■ **What the task asks**: Return only the count of lines in which the word "necesarios" appears.

Saved data entries:
* BEGIN *

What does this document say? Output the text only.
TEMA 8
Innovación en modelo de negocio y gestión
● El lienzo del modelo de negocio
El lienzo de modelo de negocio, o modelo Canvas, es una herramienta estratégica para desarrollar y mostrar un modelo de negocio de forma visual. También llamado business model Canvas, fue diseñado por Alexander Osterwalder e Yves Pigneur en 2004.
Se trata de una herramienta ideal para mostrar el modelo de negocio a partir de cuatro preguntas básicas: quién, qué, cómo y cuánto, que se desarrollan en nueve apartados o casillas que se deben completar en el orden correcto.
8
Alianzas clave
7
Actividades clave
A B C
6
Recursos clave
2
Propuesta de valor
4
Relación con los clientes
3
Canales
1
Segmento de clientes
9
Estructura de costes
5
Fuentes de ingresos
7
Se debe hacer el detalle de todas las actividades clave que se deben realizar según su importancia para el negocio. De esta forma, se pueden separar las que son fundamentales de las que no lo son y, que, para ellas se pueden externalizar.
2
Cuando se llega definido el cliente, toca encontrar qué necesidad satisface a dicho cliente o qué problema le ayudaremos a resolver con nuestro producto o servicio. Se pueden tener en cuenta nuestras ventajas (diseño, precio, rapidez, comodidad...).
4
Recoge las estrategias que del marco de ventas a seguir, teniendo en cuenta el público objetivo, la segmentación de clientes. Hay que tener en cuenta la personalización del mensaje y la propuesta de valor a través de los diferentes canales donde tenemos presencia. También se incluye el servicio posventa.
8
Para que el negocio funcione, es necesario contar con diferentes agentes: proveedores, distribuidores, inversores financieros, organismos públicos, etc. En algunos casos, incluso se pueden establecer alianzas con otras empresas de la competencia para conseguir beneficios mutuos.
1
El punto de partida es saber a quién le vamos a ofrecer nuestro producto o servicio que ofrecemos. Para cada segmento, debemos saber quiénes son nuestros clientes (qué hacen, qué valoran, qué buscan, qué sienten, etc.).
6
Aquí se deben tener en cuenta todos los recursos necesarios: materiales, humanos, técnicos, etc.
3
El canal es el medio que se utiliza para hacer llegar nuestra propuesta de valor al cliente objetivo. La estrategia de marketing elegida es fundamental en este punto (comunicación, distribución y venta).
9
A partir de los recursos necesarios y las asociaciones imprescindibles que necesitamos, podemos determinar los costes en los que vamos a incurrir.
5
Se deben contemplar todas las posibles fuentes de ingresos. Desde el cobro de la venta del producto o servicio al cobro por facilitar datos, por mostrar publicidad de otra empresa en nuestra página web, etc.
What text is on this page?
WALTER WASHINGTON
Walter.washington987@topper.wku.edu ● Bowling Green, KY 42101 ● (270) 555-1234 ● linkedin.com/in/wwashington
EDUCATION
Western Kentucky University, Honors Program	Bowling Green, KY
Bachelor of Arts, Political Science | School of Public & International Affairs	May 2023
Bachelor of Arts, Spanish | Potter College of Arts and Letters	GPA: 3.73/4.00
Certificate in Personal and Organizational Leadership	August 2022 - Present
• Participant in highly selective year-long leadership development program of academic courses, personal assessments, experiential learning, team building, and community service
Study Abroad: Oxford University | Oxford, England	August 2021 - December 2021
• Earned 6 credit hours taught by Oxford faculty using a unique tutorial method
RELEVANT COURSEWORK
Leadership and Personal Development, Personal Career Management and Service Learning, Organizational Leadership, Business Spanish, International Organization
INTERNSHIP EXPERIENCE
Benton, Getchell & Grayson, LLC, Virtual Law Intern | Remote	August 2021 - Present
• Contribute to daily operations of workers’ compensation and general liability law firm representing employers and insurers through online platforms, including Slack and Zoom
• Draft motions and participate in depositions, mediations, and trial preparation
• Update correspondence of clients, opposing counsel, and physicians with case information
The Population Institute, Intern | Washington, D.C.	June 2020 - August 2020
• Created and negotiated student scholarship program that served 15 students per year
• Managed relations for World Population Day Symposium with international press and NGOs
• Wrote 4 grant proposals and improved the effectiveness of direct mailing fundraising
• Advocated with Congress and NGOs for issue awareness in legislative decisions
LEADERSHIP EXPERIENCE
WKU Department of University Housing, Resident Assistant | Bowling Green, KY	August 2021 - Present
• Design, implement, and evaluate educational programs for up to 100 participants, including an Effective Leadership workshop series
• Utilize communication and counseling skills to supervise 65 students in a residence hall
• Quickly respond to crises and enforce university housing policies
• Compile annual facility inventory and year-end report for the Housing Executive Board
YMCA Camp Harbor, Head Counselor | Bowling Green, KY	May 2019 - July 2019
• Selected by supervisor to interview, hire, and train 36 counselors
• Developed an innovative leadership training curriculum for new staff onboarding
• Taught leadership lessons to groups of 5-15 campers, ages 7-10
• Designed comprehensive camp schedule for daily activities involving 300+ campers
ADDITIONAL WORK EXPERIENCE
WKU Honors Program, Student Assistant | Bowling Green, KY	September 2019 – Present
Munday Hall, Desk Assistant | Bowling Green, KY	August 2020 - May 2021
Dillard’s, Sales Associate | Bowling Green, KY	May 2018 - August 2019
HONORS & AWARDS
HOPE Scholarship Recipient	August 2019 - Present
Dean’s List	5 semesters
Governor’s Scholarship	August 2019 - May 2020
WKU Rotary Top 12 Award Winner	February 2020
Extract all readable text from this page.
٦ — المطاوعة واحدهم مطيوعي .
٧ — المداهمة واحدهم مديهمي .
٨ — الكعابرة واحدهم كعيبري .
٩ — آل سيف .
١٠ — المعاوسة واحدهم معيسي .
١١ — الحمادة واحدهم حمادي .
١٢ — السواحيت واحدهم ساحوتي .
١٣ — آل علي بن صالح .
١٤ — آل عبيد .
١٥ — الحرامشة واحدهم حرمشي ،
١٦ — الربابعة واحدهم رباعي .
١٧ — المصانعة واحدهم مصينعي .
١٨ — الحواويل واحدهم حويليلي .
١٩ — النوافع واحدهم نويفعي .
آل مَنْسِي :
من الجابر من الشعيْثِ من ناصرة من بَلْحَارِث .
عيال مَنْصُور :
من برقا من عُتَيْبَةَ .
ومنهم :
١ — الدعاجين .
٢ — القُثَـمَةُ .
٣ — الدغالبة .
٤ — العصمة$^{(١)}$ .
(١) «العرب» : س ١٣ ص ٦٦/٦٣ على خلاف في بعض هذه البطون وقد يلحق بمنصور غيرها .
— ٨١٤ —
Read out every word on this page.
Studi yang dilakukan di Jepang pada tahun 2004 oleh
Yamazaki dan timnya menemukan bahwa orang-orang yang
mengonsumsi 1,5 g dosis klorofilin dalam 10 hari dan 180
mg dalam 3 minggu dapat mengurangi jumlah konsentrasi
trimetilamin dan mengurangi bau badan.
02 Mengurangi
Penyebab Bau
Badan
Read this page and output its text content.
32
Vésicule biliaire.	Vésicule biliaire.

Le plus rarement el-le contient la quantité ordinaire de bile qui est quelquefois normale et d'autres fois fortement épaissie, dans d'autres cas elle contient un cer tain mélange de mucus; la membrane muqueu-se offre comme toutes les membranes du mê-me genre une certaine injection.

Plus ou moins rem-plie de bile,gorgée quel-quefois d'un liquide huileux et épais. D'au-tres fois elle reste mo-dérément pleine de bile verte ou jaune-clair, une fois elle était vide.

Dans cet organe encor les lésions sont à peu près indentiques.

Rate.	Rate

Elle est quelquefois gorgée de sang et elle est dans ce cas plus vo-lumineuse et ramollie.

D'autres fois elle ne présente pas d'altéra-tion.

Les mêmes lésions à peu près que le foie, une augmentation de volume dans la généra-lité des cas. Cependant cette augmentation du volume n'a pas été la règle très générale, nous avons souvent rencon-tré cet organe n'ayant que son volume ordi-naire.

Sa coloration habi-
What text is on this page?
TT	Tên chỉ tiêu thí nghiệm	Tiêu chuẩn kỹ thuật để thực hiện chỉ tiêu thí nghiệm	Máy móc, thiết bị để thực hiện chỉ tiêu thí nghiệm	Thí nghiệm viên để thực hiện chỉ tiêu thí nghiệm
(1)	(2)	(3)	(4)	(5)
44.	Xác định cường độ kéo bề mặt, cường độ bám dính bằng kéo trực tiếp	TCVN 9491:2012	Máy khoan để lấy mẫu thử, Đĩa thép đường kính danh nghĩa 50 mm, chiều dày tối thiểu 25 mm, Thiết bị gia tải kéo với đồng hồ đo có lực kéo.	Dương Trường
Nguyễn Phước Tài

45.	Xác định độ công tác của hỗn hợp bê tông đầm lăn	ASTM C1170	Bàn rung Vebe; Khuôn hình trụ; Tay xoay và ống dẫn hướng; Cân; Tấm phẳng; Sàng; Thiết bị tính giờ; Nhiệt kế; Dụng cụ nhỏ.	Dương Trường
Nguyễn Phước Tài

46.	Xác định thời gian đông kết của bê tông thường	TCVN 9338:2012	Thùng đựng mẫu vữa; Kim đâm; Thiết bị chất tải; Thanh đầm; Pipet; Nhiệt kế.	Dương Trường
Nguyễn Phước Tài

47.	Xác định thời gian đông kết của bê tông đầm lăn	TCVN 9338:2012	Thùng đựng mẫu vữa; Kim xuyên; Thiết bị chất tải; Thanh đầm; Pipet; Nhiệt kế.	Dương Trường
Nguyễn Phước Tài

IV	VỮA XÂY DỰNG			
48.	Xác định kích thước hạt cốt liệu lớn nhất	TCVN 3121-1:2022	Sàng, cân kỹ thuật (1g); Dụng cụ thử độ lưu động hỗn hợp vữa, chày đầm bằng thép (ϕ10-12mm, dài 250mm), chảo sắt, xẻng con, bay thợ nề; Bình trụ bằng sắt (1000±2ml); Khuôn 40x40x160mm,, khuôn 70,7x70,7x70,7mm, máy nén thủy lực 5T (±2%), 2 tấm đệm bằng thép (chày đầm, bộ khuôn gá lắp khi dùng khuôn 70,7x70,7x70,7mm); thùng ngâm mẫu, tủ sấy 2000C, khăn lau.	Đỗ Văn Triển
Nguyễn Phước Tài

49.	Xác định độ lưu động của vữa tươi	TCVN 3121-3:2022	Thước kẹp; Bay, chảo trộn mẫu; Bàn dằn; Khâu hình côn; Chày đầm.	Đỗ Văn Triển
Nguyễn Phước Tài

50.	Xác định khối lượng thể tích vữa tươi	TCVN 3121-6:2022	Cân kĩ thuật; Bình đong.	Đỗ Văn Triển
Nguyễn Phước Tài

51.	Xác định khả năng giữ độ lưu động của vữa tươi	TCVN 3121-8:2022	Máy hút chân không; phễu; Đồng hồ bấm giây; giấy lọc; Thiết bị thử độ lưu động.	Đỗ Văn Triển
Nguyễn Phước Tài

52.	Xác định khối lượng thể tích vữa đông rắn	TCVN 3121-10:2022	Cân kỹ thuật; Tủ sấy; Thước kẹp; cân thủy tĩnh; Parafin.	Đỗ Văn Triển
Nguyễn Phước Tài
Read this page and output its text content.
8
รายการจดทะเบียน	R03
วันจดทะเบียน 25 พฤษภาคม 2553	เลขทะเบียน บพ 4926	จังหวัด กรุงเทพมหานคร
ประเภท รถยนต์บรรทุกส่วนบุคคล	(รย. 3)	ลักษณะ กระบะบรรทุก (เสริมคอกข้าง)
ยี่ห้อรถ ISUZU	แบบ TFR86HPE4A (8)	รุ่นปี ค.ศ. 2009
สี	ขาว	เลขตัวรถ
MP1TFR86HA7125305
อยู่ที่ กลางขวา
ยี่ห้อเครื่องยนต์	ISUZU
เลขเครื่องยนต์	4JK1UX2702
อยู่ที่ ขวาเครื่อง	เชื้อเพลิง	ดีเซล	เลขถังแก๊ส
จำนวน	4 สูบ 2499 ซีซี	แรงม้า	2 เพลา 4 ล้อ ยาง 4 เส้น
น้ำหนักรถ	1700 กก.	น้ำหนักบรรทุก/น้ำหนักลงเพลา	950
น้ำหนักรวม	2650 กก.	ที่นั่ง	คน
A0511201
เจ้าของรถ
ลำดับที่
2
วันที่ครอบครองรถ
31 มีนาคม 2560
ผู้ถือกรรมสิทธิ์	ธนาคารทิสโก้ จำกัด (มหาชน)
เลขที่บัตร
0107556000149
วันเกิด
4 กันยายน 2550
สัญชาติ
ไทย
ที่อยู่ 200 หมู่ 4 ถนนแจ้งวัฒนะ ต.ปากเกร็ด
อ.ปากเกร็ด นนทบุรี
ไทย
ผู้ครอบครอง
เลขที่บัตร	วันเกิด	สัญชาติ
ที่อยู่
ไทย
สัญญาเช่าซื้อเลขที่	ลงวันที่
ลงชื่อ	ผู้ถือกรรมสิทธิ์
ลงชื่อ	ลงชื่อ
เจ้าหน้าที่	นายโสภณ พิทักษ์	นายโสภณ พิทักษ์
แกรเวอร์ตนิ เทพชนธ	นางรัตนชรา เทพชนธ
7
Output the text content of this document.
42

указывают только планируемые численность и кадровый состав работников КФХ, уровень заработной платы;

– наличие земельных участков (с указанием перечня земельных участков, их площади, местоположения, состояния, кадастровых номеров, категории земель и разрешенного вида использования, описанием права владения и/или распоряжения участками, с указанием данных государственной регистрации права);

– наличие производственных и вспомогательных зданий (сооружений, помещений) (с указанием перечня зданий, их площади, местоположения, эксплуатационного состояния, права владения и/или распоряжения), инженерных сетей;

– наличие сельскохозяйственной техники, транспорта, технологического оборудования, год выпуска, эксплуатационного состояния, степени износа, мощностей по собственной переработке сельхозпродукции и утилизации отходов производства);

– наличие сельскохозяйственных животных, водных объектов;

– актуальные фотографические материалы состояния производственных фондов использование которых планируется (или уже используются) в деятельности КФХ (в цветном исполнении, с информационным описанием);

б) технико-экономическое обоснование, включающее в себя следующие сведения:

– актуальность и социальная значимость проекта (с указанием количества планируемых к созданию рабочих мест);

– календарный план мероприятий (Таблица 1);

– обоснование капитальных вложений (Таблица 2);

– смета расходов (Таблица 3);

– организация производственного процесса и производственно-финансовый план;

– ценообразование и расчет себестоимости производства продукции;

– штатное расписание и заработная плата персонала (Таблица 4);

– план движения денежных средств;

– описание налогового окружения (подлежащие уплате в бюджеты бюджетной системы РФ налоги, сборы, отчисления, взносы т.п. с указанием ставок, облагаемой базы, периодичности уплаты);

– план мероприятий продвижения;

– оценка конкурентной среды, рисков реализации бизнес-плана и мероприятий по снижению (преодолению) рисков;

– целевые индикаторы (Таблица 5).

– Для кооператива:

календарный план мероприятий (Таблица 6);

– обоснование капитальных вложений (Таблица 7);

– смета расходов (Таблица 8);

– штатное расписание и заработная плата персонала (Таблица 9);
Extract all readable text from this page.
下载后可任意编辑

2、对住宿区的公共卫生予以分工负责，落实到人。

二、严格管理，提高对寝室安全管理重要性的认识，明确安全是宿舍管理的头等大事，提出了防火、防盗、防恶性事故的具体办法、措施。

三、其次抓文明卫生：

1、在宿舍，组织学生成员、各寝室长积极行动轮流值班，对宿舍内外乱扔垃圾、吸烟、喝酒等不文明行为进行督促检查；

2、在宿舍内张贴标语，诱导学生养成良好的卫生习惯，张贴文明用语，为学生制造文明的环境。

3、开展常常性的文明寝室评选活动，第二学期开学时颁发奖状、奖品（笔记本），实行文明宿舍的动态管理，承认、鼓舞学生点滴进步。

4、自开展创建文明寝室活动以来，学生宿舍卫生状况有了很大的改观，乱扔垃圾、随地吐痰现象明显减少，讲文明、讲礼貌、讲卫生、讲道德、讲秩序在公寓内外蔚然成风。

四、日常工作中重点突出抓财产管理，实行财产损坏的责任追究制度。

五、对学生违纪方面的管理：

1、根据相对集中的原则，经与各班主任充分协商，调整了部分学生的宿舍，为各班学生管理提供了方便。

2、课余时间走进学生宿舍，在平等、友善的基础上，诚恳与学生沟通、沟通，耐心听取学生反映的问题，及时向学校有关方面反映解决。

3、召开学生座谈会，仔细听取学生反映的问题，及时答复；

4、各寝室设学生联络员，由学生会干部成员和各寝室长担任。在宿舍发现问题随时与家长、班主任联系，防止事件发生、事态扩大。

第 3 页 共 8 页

* END *

■ **Answer to this exercise**: 2